— START Raw records —
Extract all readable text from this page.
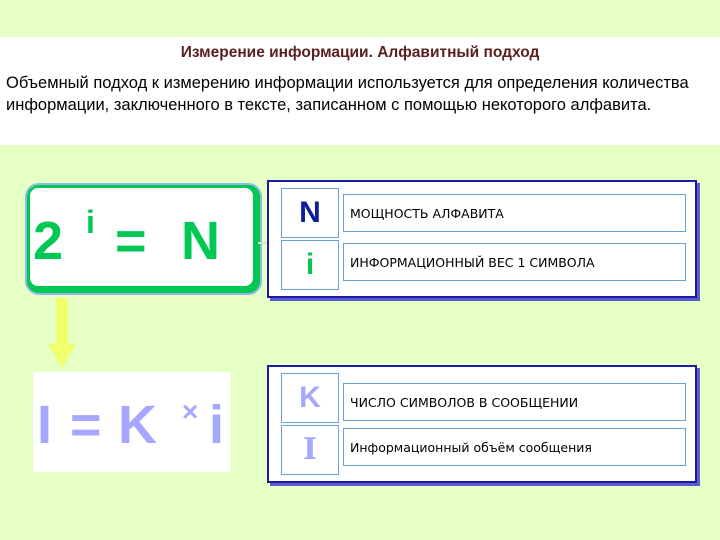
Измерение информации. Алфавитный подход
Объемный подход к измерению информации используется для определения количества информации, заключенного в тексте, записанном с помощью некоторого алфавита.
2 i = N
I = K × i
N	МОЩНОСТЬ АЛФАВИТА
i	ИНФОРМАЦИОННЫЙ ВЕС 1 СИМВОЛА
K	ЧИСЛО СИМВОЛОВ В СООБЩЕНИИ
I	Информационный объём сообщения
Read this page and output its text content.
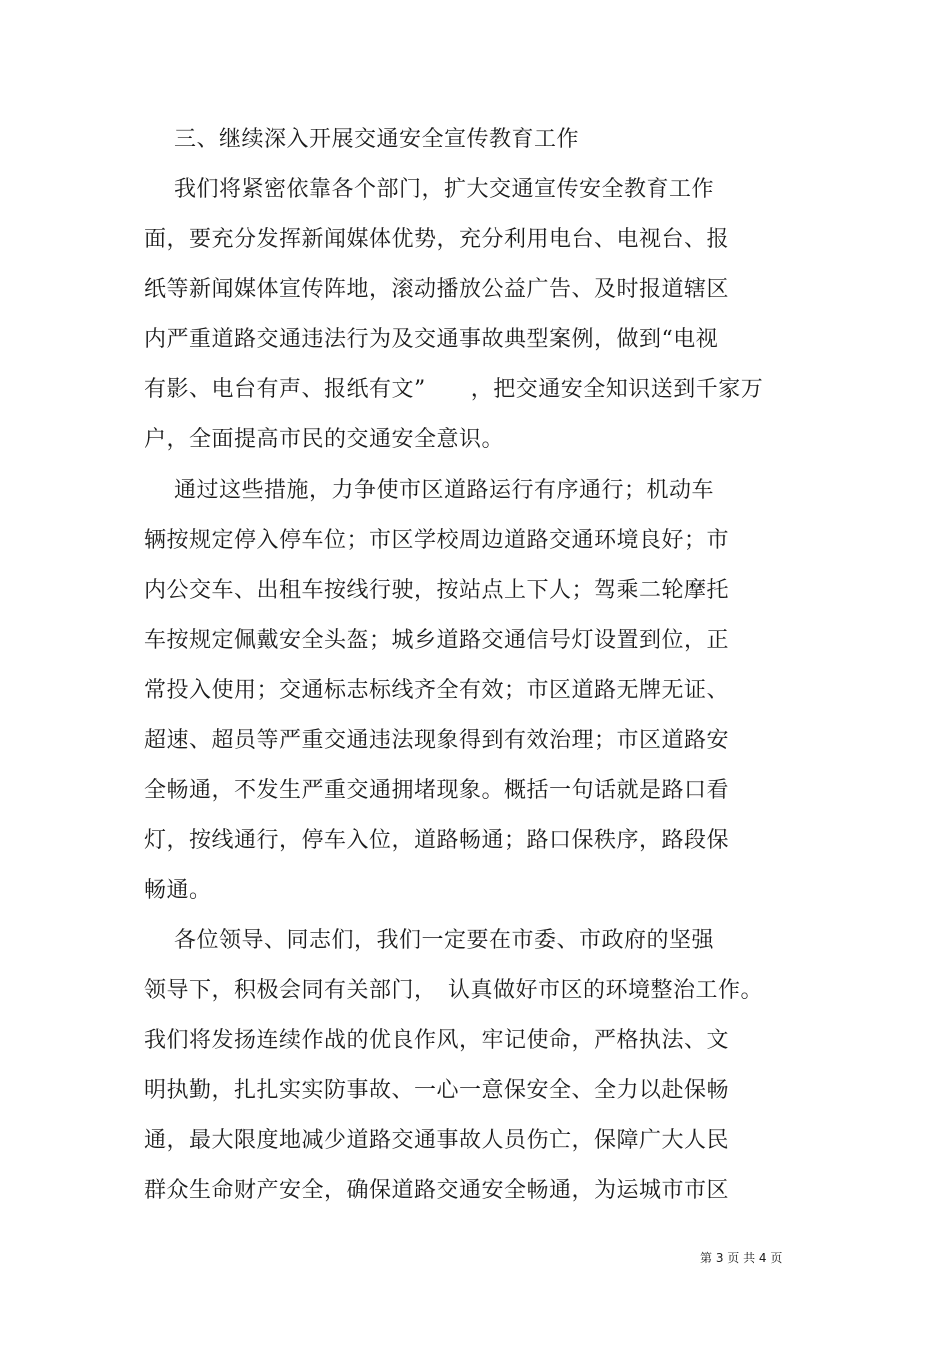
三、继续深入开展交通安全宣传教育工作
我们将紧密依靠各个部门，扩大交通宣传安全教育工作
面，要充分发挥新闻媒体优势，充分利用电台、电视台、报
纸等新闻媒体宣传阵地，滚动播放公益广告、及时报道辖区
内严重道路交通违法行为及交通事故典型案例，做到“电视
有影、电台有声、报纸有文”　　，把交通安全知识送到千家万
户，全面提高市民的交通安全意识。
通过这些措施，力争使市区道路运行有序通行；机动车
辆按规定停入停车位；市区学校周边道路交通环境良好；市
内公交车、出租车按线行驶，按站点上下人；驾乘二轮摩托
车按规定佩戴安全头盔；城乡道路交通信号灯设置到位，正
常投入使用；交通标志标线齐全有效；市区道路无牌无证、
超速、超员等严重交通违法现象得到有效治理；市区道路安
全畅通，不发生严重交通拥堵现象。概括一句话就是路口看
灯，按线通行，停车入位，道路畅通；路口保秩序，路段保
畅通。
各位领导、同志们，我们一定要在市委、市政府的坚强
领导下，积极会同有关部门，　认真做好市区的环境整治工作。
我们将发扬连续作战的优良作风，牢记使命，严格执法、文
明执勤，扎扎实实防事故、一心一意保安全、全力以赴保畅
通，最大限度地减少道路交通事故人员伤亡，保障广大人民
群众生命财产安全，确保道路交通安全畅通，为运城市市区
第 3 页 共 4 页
— END Raw records —
Task instructions: Print exactly the span of lines that begins with the line containing "Read this page and output its text content." and ends with the last line of the listing, with no pictures.

The completed task:
Read this page and output its text content.
三、继续深入开展交通安全宣传教育工作
我们将紧密依靠各个部门，扩大交通宣传安全教育工作
面，要充分发挥新闻媒体优势，充分利用电台、电视台、报
纸等新闻媒体宣传阵地，滚动播放公益广告、及时报道辖区
内严重道路交通违法行为及交通事故典型案例，做到“电视
有影、电台有声、报纸有文”　　，把交通安全知识送到千家万
户，全面提高市民的交通安全意识。
通过这些措施，力争使市区道路运行有序通行；机动车
辆按规定停入停车位；市区学校周边道路交通环境良好；市
内公交车、出租车按线行驶，按站点上下人；驾乘二轮摩托
车按规定佩戴安全头盔；城乡道路交通信号灯设置到位，正
常投入使用；交通标志标线齐全有效；市区道路无牌无证、
超速、超员等严重交通违法现象得到有效治理；市区道路安
全畅通，不发生严重交通拥堵现象。概括一句话就是路口看
灯，按线通行，停车入位，道路畅通；路口保秩序，路段保
畅通。
各位领导、同志们，我们一定要在市委、市政府的坚强
领导下，积极会同有关部门，　认真做好市区的环境整治工作。
我们将发扬连续作战的优良作风，牢记使命，严格执法、文
明执勤，扎扎实实防事故、一心一意保安全、全力以赴保畅
通，最大限度地减少道路交通事故人员伤亡，保障广大人民
群众生命财产安全，确保道路交通安全畅通，为运城市市区
第 3 页 共 4 页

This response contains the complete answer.